What is needed:
Set each record down exactly, excluding all images.

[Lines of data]
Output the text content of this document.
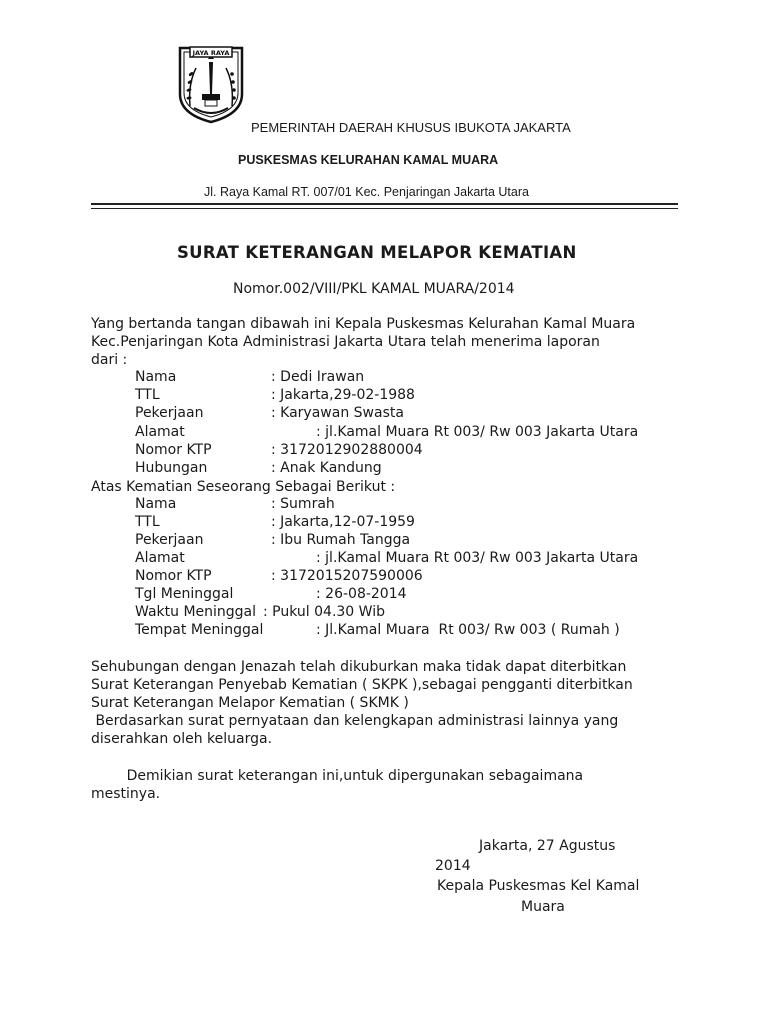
JAYA RAYA
PEMERINTAH DAERAH KHUSUS IBUKOTA JAKARTA
PUSKESMAS KELURAHAN KAMAL MUARA
Jl. Raya Kamal RT. 007/01 Kec. Penjaringan Jakarta Utara
SURAT KETERANGAN MELAPOR KEMATIAN
Nomor.002/VIII/PKL KAMAL MUARA/2014
Yang bertanda tangan dibawah ini Kepala Puskesmas Kelurahan Kamal Muara
Kec.Penjaringan Kota Administrasi Jakarta Utara telah menerima laporan
dari :
Nama	: Dedi Irawan
TTL	: Jakarta,29-02-1988
Pekerjaan	: Karyawan Swasta
Alamat	: jl.Kamal Muara Rt 003/ Rw 003 Jakarta Utara
Nomor KTP	: 3172012902880004
Hubungan	: Anak Kandung
Atas Kematian Seseorang Sebagai Berikut :
Nama	: Sumrah
TTL	: Jakarta,12-07-1959
Pekerjaan	: Ibu Rumah Tangga
Alamat	: jl.Kamal Muara Rt 003/ Rw 003 Jakarta Utara
Nomor KTP	: 3172015207590006
Tgl Meninggal	: 26-08-2014
Waktu Meninggal : Pukul 04.30 Wib
Tempat Meninggal	: Jl.Kamal Muara  Rt 003/ Rw 003 ( Rumah )
Sehubungan dengan Jenazah telah dikuburkan maka tidak dapat diterbitkan
Surat Keterangan Penyebab Kematian ( SKPK ),sebagai pengganti diterbitkan
Surat Keterangan Melapor Kematian ( SKMK )
Berdasarkan surat pernyataan dan kelengkapan administrasi lainnya yang
diserahkan oleh keluarga.
Demikian surat keterangan ini,untuk dipergunakan sebagaimana
mestinya.
Jakarta, 27 Agustus
2014
Kepala Puskesmas Kel Kamal
Muara
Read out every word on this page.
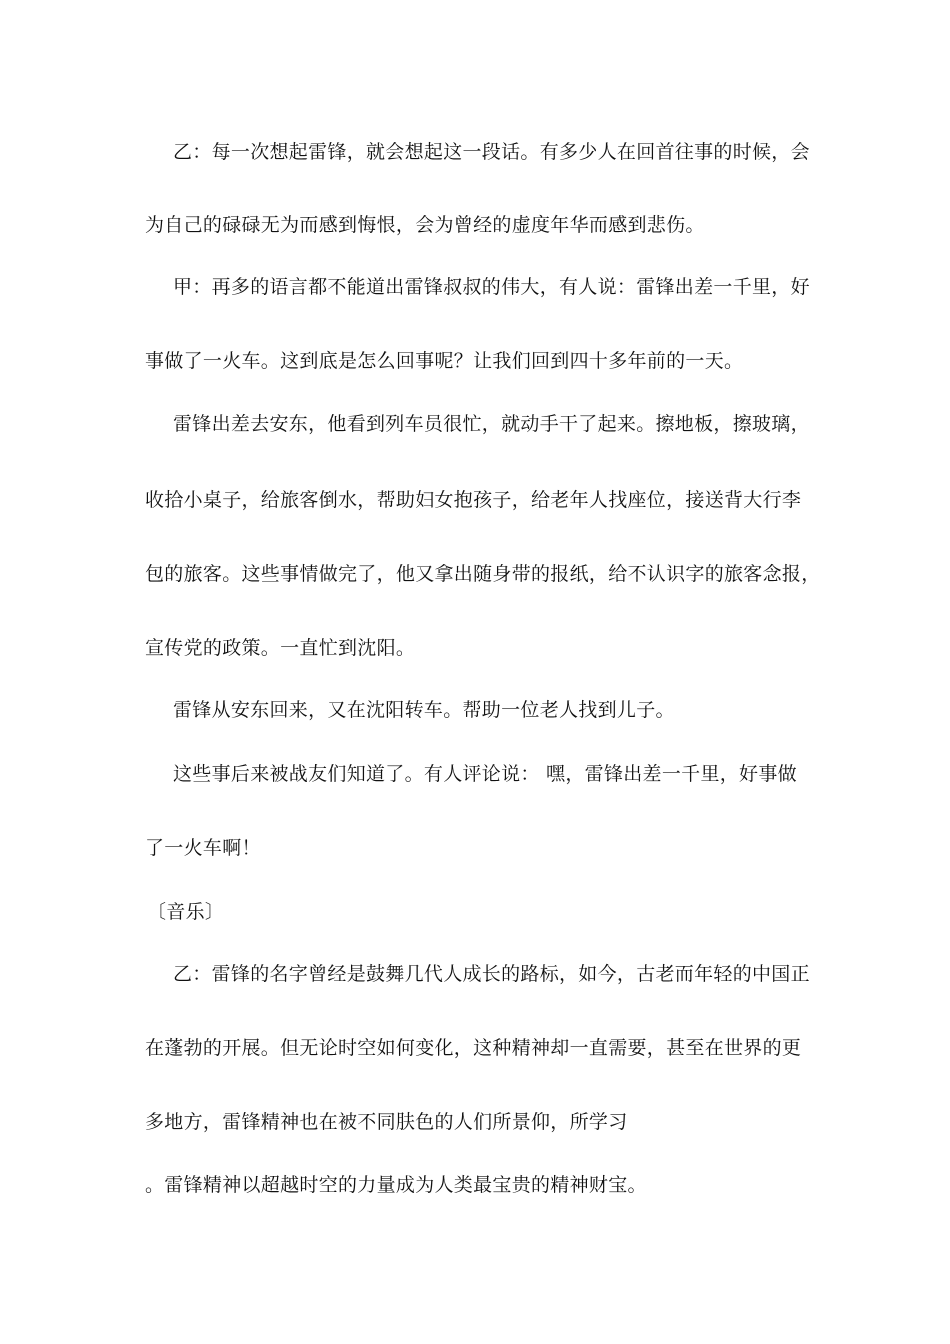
乙：每一次想起雷锋，就会想起这一段话。有多少人在回首往事的时候，会
为自己的碌碌无为而感到悔恨，会为曾经的虚度年华而感到悲伤。
甲：再多的语言都不能道出雷锋叔叔的伟大，有人说：雷锋出差一千里，好
事做了一火车。这到底是怎么回事呢？让我们回到四十多年前的一天。
雷锋出差去安东，他看到列车员很忙，就动手干了起来。擦地板，擦玻璃，
收拾小桌子，给旅客倒水，帮助妇女抱孩子，给老年人找座位，接送背大行李
包的旅客。这些事情做完了，他又拿出随身带的报纸，给不认识字的旅客念报，
宣传党的政策。一直忙到沈阳。
雷锋从安东回来，又在沈阳转车。帮助一位老人找到儿子。
这些事后来被战友们知道了。有人评论说： 嘿，雷锋出差一千里，好事做
了一火车啊！
〔音乐〕
乙：雷锋的名字曾经是鼓舞几代人成长的路标，如今，古老而年轻的中国正
在蓬勃的开展。但无论时空如何变化，这种精神却一直需要，甚至在世界的更
多地方，雷锋精神也在被不同肤色的人们所景仰，所学习
。雷锋精神以超越时空的力量成为人类最宝贵的精神财宝。
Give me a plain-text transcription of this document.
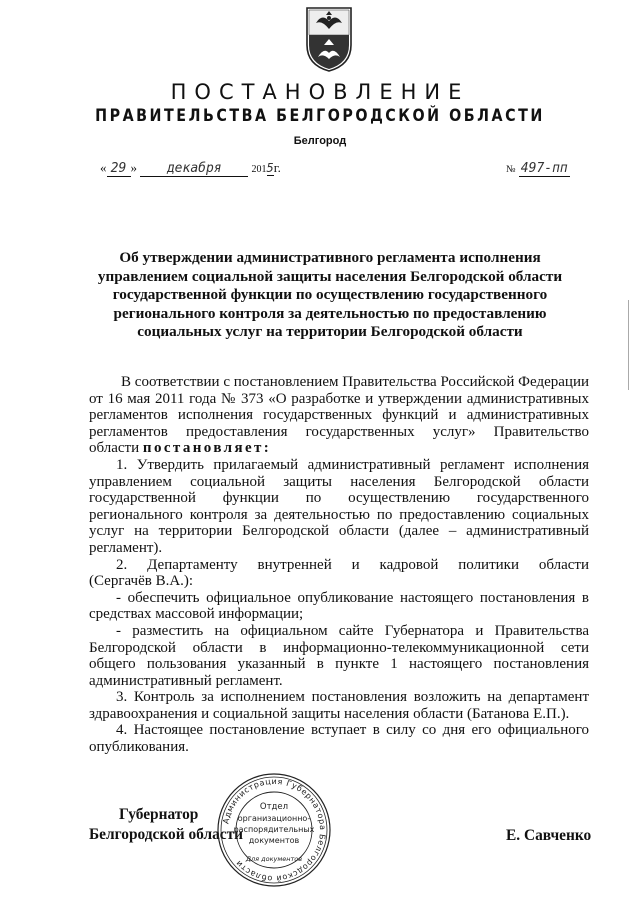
ПОСТАНОВЛЕНИЕ
ПРАВИТЕЛЬСТВА БЕЛГОРОДСКОЙ ОБЛАСТИ
Белгород
« 29 » декабря	2015г.	№ 497-пп
Об утверждении административного регламента исполнения
управлением социальной защиты населения Белгородской области
государственной функции по осуществлению государственного
регионального контроля за деятельностью по предоставлению
социальных услуг на территории Белгородской области
В соответствии с постановлением Правительства Российской Федерации
от 16 мая 2011 года № 373 «О разработке и утверждении административных
регламентов исполнения государственных функций и административных
регламентов предоставления государственных услуг» Правительство
области постановляет:
1. Утвердить прилагаемый административный регламент исполнения
управлением социальной защиты населения Белгородской области
государственной функции по осуществлению государственного
регионального контроля за деятельностью по предоставлению социальных
услуг на территории Белгородской области (далее – административный
регламент).
2. Департаменту внутренней и кадровой политики области
(Сергачёв В.А.):
- обеспечить официальное опубликование настоящего постановления в
средствах массовой информации;
- разместить на официальном сайте Губернатора и Правительства
Белгородской области в информационно-телекоммуникационной сети
общего пользования указанный в пункте 1 настоящего постановления
административный регламент.
3. Контроль за исполнением постановления возложить на департамент
здравоохранения и социальной защиты населения области (Батанова Е.П.).
4. Настоящее постановление вступает в силу со дня его официального
опубликования.
Губернатор
Белгородской области
Администрация Губернатора Белгородской области
Отдел
организационно-
распорядительных
документов
Для документов
Е. Савченко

Solution below:
Output the text content of this document.
JAYA RAYA
PEMERINTAH DAERAH KHUSUS IBUKOTA JAKARTA
PUSKESMAS KELURAHAN KAMAL MUARA
Jl. Raya Kamal RT. 007/01 Kec. Penjaringan Jakarta Utara
SURAT KETERANGAN MELAPOR KEMATIAN
Nomor.002/VIII/PKL KAMAL MUARA/2014
Yang bertanda tangan dibawah ini Kepala Puskesmas Kelurahan Kamal Muara
Kec.Penjaringan Kota Administrasi Jakarta Utara telah menerima laporan
dari :
Nama	: Dedi Irawan
TTL	: Jakarta,29-02-1988
Pekerjaan	: Karyawan Swasta
Alamat	: jl.Kamal Muara Rt 003/ Rw 003 Jakarta Utara
Nomor KTP	: 3172012902880004
Hubungan	: Anak Kandung
Atas Kematian Seseorang Sebagai Berikut :
Nama	: Sumrah
TTL	: Jakarta,12-07-1959
Pekerjaan	: Ibu Rumah Tangga
Alamat	: jl.Kamal Muara Rt 003/ Rw 003 Jakarta Utara
Nomor KTP	: 3172015207590006
Tgl Meninggal	: 26-08-2014
Waktu Meninggal : Pukul 04.30 Wib
Tempat Meninggal	: Jl.Kamal Muara  Rt 003/ Rw 003 ( Rumah )
Sehubungan dengan Jenazah telah dikuburkan maka tidak dapat diterbitkan
Surat Keterangan Penyebab Kematian ( SKPK ),sebagai pengganti diterbitkan
Surat Keterangan Melapor Kematian ( SKMK )
Berdasarkan surat pernyataan dan kelengkapan administrasi lainnya yang
diserahkan oleh keluarga.
Demikian surat keterangan ini,untuk dipergunakan sebagaimana
mestinya.
Jakarta, 27 Agustus
2014
Kepala Puskesmas Kel Kamal
Muara
Read out every word on this page.
乙：每一次想起雷锋，就会想起这一段话。有多少人在回首往事的时候，会
为自己的碌碌无为而感到悔恨，会为曾经的虚度年华而感到悲伤。
甲：再多的语言都不能道出雷锋叔叔的伟大，有人说：雷锋出差一千里，好
事做了一火车。这到底是怎么回事呢？让我们回到四十多年前的一天。
雷锋出差去安东，他看到列车员很忙，就动手干了起来。擦地板，擦玻璃，
收拾小桌子，给旅客倒水，帮助妇女抱孩子，给老年人找座位，接送背大行李
包的旅客。这些事情做完了，他又拿出随身带的报纸，给不认识字的旅客念报，
宣传党的政策。一直忙到沈阳。
雷锋从安东回来，又在沈阳转车。帮助一位老人找到儿子。
这些事后来被战友们知道了。有人评论说： 嘿，雷锋出差一千里，好事做
了一火车啊！
〔音乐〕
乙：雷锋的名字曾经是鼓舞几代人成长的路标，如今，古老而年轻的中国正
在蓬勃的开展。但无论时空如何变化，这种精神却一直需要，甚至在世界的更
多地方，雷锋精神也在被不同肤色的人们所景仰，所学习
。雷锋精神以超越时空的力量成为人类最宝贵的精神财宝。
Give me a plain-text transcription of this document.
ПОСТАНОВЛЕНИЕ
ПРАВИТЕЛЬСТВА БЕЛГОРОДСКОЙ ОБЛАСТИ
Белгород
« 29 » декабря	2015г.	№ 497-пп
Об утверждении административного регламента исполнения
управлением социальной защиты населения Белгородской области
государственной функции по осуществлению государственного
регионального контроля за деятельностью по предоставлению
социальных услуг на территории Белгородской области
В соответствии с постановлением Правительства Российской Федерации
от 16 мая 2011 года № 373 «О разработке и утверждении административных
регламентов исполнения государственных функций и административных
регламентов предоставления государственных услуг» Правительство
области постановляет:
1. Утвердить прилагаемый административный регламент исполнения
управлением социальной защиты населения Белгородской области
государственной функции по осуществлению государственного
регионального контроля за деятельностью по предоставлению социальных
услуг на территории Белгородской области (далее – административный
регламент).
2. Департаменту внутренней и кадровой политики области
(Сергачёв В.А.):
- обеспечить официальное опубликование настоящего постановления в
средствах массовой информации;
- разместить на официальном сайте Губернатора и Правительства
Белгородской области в информационно-телекоммуникационной сети
общего пользования указанный в пункте 1 настоящего постановления
административный регламент.
3. Контроль за исполнением постановления возложить на департамент
здравоохранения и социальной защиты населения области (Батанова Е.П.).
4. Настоящее постановление вступает в силу со дня его официального
опубликования.
Губернатор
Белгородской области
Администрация Губернатора Белгородской области
Отдел
организационно-
распорядительных
документов
Для документов
Е. Савченко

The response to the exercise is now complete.